> _Challenge_
Collect every line of the records below that contains the word "садтоварищество".

> _A run of records_
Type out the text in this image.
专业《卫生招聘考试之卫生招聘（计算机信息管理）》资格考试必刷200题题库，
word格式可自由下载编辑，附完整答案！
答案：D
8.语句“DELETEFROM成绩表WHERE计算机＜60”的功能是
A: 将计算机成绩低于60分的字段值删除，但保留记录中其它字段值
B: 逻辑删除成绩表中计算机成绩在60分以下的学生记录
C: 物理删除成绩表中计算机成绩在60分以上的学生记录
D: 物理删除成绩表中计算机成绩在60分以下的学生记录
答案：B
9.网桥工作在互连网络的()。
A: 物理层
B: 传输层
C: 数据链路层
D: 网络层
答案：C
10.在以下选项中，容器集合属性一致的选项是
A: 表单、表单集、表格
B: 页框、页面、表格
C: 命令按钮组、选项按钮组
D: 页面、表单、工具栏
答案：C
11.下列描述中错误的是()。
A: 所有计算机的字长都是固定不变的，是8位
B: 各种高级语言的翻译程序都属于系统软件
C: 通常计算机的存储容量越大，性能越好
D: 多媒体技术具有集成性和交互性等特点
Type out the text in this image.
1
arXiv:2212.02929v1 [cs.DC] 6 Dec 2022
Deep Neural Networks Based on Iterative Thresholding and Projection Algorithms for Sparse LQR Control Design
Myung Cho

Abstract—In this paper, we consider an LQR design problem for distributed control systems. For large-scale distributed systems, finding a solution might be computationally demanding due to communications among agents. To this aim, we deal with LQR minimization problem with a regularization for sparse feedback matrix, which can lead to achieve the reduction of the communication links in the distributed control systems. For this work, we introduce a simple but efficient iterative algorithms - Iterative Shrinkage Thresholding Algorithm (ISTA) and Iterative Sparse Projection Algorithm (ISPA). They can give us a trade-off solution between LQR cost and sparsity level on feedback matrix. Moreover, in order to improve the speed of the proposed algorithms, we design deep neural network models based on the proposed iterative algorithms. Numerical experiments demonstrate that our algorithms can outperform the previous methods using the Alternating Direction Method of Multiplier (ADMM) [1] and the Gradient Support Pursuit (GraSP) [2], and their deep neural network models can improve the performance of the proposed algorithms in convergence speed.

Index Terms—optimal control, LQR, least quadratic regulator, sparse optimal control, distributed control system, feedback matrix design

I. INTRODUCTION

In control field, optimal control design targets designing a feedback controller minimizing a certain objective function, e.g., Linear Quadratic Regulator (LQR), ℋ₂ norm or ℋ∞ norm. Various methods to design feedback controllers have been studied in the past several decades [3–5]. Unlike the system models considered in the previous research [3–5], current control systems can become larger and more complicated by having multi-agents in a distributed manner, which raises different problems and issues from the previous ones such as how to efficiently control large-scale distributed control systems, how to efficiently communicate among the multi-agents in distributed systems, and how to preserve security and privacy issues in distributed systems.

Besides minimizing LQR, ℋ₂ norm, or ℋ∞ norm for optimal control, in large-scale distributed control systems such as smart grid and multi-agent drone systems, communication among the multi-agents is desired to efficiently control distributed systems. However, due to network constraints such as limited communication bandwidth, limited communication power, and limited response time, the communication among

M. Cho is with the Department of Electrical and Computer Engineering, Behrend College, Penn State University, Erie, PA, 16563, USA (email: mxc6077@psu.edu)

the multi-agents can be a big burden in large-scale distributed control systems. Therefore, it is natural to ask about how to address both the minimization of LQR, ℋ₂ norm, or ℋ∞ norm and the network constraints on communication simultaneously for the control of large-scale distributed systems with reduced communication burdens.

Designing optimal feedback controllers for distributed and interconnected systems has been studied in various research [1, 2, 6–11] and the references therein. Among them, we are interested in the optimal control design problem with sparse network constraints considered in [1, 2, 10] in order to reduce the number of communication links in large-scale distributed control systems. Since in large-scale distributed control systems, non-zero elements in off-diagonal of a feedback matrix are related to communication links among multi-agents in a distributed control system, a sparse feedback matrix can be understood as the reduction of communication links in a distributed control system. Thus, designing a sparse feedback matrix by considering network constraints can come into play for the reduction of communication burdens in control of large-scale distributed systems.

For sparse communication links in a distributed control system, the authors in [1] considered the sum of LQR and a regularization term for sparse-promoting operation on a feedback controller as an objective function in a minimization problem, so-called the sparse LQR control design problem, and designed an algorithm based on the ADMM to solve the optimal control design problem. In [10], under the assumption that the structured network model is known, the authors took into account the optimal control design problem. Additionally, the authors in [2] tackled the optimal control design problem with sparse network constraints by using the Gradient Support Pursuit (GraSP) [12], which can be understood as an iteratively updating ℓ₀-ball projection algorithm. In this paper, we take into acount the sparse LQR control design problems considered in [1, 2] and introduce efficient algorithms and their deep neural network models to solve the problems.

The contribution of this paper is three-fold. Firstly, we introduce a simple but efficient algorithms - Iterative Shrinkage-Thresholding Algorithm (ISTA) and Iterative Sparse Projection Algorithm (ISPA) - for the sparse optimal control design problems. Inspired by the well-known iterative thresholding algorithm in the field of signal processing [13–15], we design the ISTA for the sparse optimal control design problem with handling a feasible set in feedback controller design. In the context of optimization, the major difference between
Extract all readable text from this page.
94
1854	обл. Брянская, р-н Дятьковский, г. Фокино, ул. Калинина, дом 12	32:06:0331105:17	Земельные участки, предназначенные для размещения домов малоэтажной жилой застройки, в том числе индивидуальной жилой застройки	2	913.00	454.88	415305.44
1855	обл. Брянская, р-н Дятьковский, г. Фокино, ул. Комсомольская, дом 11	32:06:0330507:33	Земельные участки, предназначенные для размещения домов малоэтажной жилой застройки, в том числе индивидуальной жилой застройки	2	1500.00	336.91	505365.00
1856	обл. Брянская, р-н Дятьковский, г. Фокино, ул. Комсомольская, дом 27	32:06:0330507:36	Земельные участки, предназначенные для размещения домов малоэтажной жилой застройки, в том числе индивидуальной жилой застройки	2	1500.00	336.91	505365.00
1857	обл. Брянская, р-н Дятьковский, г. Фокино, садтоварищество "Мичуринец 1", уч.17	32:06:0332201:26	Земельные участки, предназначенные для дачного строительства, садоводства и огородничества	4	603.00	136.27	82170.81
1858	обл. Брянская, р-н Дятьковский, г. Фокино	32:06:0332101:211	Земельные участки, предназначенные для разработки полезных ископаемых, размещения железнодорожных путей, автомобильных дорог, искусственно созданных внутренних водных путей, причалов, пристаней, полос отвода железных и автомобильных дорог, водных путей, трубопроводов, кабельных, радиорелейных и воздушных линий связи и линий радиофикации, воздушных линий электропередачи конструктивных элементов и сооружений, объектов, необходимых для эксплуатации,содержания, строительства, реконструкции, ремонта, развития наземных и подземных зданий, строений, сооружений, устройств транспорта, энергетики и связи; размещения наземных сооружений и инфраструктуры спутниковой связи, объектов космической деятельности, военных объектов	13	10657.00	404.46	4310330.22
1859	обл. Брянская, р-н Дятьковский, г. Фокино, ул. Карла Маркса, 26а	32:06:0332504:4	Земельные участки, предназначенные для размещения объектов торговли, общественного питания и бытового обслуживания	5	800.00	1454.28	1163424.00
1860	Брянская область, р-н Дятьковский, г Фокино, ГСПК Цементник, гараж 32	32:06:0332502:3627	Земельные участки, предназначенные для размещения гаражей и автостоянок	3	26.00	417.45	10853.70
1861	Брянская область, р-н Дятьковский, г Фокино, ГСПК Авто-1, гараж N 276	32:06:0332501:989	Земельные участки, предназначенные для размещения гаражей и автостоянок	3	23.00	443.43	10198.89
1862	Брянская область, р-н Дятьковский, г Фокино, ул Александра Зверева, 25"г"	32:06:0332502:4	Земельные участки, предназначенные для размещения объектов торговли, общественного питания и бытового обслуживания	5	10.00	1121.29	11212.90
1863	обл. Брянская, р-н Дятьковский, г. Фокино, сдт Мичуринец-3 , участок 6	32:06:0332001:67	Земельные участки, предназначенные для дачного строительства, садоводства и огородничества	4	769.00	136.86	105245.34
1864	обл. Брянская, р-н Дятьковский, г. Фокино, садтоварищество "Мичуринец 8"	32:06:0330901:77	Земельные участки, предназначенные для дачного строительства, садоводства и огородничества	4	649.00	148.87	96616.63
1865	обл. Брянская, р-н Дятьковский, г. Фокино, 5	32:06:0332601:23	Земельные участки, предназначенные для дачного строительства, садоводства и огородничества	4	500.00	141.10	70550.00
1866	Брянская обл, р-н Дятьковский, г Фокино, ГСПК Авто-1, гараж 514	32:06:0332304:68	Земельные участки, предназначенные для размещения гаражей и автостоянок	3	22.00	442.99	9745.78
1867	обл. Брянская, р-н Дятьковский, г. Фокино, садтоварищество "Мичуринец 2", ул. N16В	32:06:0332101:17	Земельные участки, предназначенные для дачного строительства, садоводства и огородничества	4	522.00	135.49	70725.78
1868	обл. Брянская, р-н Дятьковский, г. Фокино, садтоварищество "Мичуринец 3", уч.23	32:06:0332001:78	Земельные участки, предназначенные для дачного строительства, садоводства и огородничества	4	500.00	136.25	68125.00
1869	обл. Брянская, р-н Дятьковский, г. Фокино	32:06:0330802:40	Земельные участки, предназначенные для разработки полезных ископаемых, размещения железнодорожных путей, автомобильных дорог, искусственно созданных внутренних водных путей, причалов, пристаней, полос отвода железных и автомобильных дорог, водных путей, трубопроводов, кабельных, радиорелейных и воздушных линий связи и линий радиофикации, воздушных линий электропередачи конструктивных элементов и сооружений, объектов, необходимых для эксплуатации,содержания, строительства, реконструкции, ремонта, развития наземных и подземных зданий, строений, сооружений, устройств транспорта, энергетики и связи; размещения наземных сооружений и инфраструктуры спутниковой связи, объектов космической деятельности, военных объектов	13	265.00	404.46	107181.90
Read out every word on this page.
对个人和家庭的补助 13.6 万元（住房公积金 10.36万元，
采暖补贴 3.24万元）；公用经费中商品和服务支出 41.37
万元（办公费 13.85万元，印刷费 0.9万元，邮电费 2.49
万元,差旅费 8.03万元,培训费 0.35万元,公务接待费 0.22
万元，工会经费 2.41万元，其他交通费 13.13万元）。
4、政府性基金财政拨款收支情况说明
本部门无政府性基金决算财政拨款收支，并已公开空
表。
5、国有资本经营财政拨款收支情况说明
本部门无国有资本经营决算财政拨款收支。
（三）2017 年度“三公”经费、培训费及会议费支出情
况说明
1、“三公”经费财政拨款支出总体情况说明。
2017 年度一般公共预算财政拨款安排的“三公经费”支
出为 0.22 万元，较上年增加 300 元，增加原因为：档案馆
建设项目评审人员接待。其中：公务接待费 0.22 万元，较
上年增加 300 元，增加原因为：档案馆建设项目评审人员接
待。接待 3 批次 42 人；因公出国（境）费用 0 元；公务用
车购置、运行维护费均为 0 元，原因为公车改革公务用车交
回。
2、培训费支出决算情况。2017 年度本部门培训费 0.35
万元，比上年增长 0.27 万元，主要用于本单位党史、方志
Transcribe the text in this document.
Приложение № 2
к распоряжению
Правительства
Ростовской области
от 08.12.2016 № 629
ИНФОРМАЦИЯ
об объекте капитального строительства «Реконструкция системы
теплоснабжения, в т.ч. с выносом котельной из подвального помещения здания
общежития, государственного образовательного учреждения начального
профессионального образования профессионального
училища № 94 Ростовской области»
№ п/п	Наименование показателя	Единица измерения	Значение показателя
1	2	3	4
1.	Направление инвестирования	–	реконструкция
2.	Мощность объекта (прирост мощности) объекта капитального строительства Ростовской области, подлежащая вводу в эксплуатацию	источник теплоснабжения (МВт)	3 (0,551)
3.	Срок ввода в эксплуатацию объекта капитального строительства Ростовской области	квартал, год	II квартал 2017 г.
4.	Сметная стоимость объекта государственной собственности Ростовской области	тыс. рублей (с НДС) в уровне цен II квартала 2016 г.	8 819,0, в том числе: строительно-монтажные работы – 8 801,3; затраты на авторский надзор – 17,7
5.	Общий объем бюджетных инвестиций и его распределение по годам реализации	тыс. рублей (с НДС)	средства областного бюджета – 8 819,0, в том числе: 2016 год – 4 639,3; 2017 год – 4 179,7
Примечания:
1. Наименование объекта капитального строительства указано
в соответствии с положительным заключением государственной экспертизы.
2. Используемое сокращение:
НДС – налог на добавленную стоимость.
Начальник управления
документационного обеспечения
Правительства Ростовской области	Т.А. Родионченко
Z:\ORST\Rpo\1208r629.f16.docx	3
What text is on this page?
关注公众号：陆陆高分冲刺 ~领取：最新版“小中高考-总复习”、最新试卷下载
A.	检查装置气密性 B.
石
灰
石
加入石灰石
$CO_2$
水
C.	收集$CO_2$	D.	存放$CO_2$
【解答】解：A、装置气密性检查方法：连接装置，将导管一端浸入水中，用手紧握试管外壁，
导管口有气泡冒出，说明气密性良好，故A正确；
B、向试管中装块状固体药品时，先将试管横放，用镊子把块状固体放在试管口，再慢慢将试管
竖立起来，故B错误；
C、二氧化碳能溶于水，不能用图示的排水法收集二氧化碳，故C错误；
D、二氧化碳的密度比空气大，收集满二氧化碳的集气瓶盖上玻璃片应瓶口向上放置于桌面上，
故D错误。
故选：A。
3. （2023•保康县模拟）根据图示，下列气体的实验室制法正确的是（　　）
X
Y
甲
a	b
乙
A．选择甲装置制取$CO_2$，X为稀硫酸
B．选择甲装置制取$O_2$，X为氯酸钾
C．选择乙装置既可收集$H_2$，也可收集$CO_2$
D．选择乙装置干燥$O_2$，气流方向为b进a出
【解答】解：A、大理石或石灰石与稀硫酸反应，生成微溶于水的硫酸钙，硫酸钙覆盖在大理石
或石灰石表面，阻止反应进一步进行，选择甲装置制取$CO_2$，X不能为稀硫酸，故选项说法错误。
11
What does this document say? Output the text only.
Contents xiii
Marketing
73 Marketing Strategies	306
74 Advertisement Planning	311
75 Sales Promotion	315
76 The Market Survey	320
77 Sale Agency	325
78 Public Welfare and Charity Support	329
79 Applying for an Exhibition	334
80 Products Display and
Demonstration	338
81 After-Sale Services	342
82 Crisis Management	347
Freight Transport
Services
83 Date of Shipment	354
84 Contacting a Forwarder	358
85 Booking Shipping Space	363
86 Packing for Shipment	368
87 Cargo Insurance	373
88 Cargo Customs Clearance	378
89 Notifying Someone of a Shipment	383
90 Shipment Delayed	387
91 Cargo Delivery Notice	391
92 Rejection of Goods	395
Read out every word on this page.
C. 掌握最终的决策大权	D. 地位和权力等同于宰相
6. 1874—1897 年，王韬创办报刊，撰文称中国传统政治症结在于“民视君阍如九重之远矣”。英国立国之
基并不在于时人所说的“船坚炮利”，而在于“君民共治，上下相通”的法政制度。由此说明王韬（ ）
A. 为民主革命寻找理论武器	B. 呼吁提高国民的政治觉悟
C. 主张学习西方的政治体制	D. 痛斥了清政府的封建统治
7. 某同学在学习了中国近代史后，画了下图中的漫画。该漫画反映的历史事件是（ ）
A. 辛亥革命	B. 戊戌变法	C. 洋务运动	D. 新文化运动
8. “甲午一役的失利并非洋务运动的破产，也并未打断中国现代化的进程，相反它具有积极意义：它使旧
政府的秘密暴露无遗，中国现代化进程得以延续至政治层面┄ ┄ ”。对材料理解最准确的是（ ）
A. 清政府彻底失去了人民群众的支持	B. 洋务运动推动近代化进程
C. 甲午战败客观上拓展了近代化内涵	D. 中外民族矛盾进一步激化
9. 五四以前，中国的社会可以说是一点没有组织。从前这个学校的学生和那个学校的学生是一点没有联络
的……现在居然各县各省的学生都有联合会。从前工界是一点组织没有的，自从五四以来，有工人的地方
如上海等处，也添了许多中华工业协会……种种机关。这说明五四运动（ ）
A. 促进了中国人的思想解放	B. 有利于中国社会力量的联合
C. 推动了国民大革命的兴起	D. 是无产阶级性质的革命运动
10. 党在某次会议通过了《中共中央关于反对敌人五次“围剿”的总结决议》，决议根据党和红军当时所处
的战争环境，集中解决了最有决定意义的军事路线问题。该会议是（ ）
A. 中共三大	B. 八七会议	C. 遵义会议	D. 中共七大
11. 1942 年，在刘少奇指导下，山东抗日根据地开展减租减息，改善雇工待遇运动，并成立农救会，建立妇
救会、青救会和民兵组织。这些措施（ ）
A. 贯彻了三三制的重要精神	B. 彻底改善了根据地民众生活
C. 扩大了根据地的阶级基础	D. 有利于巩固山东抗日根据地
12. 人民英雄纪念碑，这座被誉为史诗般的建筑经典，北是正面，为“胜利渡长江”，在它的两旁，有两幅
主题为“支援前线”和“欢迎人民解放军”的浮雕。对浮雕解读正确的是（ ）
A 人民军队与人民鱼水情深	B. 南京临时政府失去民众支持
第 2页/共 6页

> _The solution_
1857	обл. Брянская, р-н Дятьковский, г. Фокино, садтоварищество "Мичуринец 1", уч.17	32:06:0332201:26	Земельные участки, предназначенные для дачного строительства, садоводства и огородничества	4	603.00	136.27	82170.81
1864	обл. Брянская, р-н Дятьковский, г. Фокино, садтоварищество "Мичуринец 8"	32:06:0330901:77	Земельные участки, предназначенные для дачного строительства, садоводства и огородничества	4	649.00	148.87	96616.63
1867	обл. Брянская, р-н Дятьковский, г. Фокино, садтоварищество "Мичуринец 2", ул. N16В	32:06:0332101:17	Земельные участки, предназначенные для дачного строительства, садоводства и огородничества	4	522.00	135.49	70725.78
1868	обл. Брянская, р-н Дятьковский, г. Фокино, садтоварищество "Мичуринец 3", уч.23	32:06:0332001:78	Земельные участки, предназначенные для дачного строительства, садоводства и огородничества	4	500.00	136.25	68125.00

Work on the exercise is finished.